■ Exercise goal ■
Give a verbatim quotation of every record.

■ Recorded data ■
•••••
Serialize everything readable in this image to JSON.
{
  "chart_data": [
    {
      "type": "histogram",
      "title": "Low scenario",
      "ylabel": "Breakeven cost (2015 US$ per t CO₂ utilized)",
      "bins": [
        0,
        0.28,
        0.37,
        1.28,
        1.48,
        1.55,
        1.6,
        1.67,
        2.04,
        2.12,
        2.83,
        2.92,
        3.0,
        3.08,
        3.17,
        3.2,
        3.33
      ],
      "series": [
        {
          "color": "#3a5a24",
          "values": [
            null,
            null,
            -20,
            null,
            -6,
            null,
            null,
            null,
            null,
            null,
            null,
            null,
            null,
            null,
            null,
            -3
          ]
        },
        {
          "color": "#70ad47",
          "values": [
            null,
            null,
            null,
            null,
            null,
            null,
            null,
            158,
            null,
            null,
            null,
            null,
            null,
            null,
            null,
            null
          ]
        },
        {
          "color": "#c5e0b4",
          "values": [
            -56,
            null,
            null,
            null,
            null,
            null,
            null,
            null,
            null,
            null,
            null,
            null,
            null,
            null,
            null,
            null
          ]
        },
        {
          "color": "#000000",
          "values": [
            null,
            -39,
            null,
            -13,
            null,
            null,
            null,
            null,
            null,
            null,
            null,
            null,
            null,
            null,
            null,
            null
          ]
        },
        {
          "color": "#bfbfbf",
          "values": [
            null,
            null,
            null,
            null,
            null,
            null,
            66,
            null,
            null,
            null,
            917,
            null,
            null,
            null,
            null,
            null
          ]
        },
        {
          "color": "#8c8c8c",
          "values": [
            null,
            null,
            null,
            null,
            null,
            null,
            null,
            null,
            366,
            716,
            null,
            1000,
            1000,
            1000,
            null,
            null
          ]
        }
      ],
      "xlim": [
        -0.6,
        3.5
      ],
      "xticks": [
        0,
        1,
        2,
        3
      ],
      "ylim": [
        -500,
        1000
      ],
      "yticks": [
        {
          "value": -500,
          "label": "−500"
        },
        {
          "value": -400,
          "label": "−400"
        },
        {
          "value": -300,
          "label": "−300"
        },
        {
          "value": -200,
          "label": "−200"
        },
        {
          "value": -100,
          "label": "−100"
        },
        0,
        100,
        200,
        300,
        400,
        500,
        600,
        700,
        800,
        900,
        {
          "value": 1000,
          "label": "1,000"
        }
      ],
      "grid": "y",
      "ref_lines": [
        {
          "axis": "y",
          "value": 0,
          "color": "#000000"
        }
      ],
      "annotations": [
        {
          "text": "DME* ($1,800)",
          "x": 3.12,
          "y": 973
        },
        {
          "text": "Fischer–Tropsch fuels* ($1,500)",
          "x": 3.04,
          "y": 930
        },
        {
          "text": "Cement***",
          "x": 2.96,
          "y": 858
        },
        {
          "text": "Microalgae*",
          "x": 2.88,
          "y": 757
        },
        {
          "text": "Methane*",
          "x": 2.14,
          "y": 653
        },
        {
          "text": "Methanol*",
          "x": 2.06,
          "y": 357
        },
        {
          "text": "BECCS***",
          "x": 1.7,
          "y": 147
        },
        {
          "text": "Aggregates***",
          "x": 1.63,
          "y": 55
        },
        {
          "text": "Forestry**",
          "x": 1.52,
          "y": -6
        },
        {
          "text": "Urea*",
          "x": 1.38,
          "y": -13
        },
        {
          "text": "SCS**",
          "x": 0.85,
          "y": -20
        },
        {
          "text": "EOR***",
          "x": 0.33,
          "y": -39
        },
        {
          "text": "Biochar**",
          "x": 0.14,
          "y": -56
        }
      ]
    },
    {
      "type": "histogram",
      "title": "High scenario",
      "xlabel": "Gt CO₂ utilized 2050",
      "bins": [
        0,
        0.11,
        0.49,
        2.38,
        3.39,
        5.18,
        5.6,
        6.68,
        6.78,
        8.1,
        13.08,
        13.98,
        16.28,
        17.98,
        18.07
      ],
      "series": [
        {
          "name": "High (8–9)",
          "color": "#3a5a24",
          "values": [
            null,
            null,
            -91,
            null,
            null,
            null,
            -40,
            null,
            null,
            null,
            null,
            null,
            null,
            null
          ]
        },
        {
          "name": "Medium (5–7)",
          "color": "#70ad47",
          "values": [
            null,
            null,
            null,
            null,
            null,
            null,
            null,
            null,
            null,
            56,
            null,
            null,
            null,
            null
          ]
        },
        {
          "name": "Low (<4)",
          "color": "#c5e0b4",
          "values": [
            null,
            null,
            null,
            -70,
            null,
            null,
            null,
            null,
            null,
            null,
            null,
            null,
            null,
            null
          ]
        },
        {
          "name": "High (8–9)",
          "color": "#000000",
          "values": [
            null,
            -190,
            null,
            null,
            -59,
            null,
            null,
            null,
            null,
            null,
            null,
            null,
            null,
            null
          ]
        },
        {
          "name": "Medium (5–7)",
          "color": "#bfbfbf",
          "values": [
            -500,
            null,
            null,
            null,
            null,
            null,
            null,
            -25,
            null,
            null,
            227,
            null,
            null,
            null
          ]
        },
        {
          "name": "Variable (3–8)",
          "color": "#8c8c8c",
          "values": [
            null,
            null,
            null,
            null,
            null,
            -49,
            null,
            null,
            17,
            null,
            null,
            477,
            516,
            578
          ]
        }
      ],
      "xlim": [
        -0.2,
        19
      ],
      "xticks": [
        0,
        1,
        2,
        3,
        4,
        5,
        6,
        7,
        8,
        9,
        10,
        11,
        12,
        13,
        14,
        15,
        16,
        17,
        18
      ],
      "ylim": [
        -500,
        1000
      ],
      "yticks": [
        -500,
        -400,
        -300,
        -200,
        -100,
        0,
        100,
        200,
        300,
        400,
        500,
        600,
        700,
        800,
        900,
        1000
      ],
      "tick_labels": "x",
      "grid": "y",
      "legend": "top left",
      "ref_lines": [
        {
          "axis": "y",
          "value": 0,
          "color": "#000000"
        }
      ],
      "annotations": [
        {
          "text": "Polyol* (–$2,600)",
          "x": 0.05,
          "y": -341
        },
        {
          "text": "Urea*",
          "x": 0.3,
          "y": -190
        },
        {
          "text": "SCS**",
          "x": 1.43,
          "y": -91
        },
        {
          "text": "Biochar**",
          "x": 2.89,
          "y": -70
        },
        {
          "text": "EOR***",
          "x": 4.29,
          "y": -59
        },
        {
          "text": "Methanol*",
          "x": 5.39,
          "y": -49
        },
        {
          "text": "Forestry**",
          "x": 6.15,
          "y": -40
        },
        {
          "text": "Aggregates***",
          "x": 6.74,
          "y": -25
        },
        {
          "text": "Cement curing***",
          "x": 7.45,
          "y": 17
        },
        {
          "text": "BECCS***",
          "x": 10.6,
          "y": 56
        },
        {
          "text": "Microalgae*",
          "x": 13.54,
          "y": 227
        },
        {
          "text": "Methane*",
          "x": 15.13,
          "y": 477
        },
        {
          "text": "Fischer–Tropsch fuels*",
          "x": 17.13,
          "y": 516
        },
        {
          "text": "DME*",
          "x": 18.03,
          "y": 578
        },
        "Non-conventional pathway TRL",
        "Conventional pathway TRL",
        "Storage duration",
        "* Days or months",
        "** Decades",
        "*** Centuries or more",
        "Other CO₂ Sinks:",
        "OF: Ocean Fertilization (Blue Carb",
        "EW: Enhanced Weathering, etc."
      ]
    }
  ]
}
•••••
■ Answer to this problem ■
Serialize everything readable in this image to JSON.
{
  "chart_data": [
    {
      "type": "histogram",
      "title": "Low scenario",
      "ylabel": "Breakeven cost (2015 US$ per t CO₂ utilized)",
      "bins": [
        0,
        0.28,
        0.37,
        1.28,
        1.48,
        1.55,
        1.6,
        1.67,
        2.04,
        2.12,
        2.83,
        2.92,
        3.0,
        3.08,
        3.17,
        3.2,
        3.33
      ],
      "series": [
        {
          "color": "#3a5a24",
          "values": [
            null,
            null,
            -20,
            null,
            -6,
            null,
            null,
            null,
            null,
            null,
            null,
            null,
            null,
            null,
            null,
            -3
          ]
        },
        {
          "color": "#70ad47",
          "values": [
            null,
            null,
            null,
            null,
            null,
            null,
            null,
            158,
            null,
            null,
            null,
            null,
            null,
            null,
            null,
            null
          ]
        },
        {
          "color": "#c5e0b4",
          "values": [
            -56,
            null,
            null,
            null,
            null,
            null,
            null,
            null,
            null,
            null,
            null,
            null,
            null,
            null,
            null,
            null
          ]
        },
        {
          "color": "#000000",
          "values": [
            null,
            -39,
            null,
            -13,
            null,
            null,
            null,
            null,
            null,
            null,
            null,
            null,
            null,
            null,
            null,
            null
          ]
        },
        {
          "color": "#bfbfbf",
          "values": [
            null,
            null,
            null,
            null,
            null,
            null,
            66,
            null,
            null,
            null,
            917,
            null,
            null,
            null,
            null,
            null
          ]
        },
        {
          "color": "#8c8c8c",
          "values": [
            null,
            null,
            null,
            null,
            null,
            null,
            null,
            null,
            366,
            716,
            null,
            1000,
            1000,
            1000,
            null,
            null
          ]
        }
      ],
      "xlim": [
        -0.6,
        3.5
      ],
      "xticks": [
        0,
        1,
        2,
        3
      ],
      "ylim": [
        -500,
        1000
      ],
      "yticks": [
        {
          "value": -500,
          "label": "−500"
        },
        {
          "value": -400,
          "label": "−400"
        },
        {
          "value": -300,
          "label": "−300"
        },
        {
          "value": -200,
          "label": "−200"
        },
        {
          "value": -100,
          "label": "−100"
        },
        0,
        100,
        200,
        300,
        400,
        500,
        600,
        700,
        800,
        900,
        {
          "value": 1000,
          "label": "1,000"
        }
      ],
      "grid": "y",
      "ref_lines": [
        {
          "axis": "y",
          "value": 0,
          "color": "#000000"
        }
      ],
      "annotations": [
        {
          "text": "DME* ($1,800)",
          "x": 3.12,
          "y": 973
        },
        {
          "text": "Fischer–Tropsch fuels* ($1,500)",
          "x": 3.04,
          "y": 930
        },
        {
          "text": "Cement***",
          "x": 2.96,
          "y": 858
        },
        {
          "text": "Microalgae*",
          "x": 2.88,
          "y": 757
        },
        {
          "text": "Methane*",
          "x": 2.14,
          "y": 653
        },
        {
          "text": "Methanol*",
          "x": 2.06,
          "y": 357
        },
        {
          "text": "BECCS***",
          "x": 1.7,
          "y": 147
        },
        {
          "text": "Aggregates***",
          "x": 1.63,
          "y": 55
        },
        {
          "text": "Forestry**",
          "x": 1.52,
          "y": -6
        },
        {
          "text": "Urea*",
          "x": 1.38,
          "y": -13
        },
        {
          "text": "SCS**",
          "x": 0.85,
          "y": -20
        },
        {
          "text": "EOR***",
          "x": 0.33,
          "y": -39
        },
        {
          "text": "Biochar**",
          "x": 0.14,
          "y": -56
        }
      ]
    },
    {
      "type": "histogram",
      "title": "High scenario",
      "xlabel": "Gt CO₂ utilized 2050",
      "bins": [
        0,
        0.11,
        0.49,
        2.38,
        3.39,
        5.18,
        5.6,
        6.68,
        6.78,
        8.1,
        13.08,
        13.98,
        16.28,
        17.98,
        18.07
      ],
      "series": [
        {
          "name": "High (8–9)",
          "color": "#3a5a24",
          "values": [
            null,
            null,
            -91,
            null,
            null,
            null,
            -40,
            null,
            null,
            null,
            null,
            null,
            null,
            null
          ]
        },
        {
          "name": "Medium (5–7)",
          "color": "#70ad47",
          "values": [
            null,
            null,
            null,
            null,
            null,
            null,
            null,
            null,
            null,
            56,
            null,
            null,
            null,
            null
          ]
        },
        {
          "name": "Low (<4)",
          "color": "#c5e0b4",
          "values": [
            null,
            null,
            null,
            -70,
            null,
            null,
            null,
            null,
            null,
            null,
            null,
            null,
            null,
            null
          ]
        },
        {
          "name": "High (8–9)",
          "color": "#000000",
          "values": [
            null,
            -190,
            null,
            null,
            -59,
            null,
            null,
            null,
            null,
            null,
            null,
            null,
            null,
            null
          ]
        },
        {
          "name": "Medium (5–7)",
          "color": "#bfbfbf",
          "values": [
            -500,
            null,
            null,
            null,
            null,
            null,
            null,
            -25,
            null,
            null,
            227,
            null,
            null,
            null
          ]
        },
        {
          "name": "Variable (3–8)",
          "color": "#8c8c8c",
          "values": [
            null,
            null,
            null,
            null,
            null,
            -49,
            null,
            null,
            17,
            null,
            null,
            477,
            516,
            578
          ]
        }
      ],
      "xlim": [
        -0.2,
        19
      ],
      "xticks": [
        0,
        1,
        2,
        3,
        4,
        5,
        6,
        7,
        8,
        9,
        10,
        11,
        12,
        13,
        14,
        15,
        16,
        17,
        18
      ],
      "ylim": [
        -500,
        1000
      ],
      "yticks": [
        -500,
        -400,
        -300,
        -200,
        -100,
        0,
        100,
        200,
        300,
        400,
        500,
        600,
        700,
        800,
        900,
        1000
      ],
      "tick_labels": "x",
      "grid": "y",
      "legend": "top left",
      "ref_lines": [
        {
          "axis": "y",
          "value": 0,
          "color": "#000000"
        }
      ],
      "annotations": [
        {
          "text": "Polyol* (–$2,600)",
          "x": 0.05,
          "y": -341
        },
        {
          "text": "Urea*",
          "x": 0.3,
          "y": -190
        },
        {
          "text": "SCS**",
          "x": 1.43,
          "y": -91
        },
        {
          "text": "Biochar**",
          "x": 2.89,
          "y": -70
        },
        {
          "text": "EOR***",
          "x": 4.29,
          "y": -59
        },
        {
          "text": "Methanol*",
          "x": 5.39,
          "y": -49
        },
        {
          "text": "Forestry**",
          "x": 6.15,
          "y": -40
        },
        {
          "text": "Aggregates***",
          "x": 6.74,
          "y": -25
        },
        {
          "text": "Cement curing***",
          "x": 7.45,
          "y": 17
        },
        {
          "text": "BECCS***",
          "x": 10.6,
          "y": 56
        },
        {
          "text": "Microalgae*",
          "x": 13.54,
          "y": 227
        },
        {
          "text": "Methane*",
          "x": 15.13,
          "y": 477
        },
        {
          "text": "Fischer–Tropsch fuels*",
          "x": 17.13,
          "y": 516
        },
        {
          "text": "DME*",
          "x": 18.03,
          "y": 578
        },
        "Non-conventional pathway TRL",
        "Conventional pathway TRL",
        "Storage duration",
        "* Days or months",
        "** Decades",
        "*** Centuries or more",
        "Other CO₂ Sinks:",
        "OF: Ocean Fertilization (Blue Carb",
        "EW: Enhanced Weathering, etc."
      ]
    }
  ]
}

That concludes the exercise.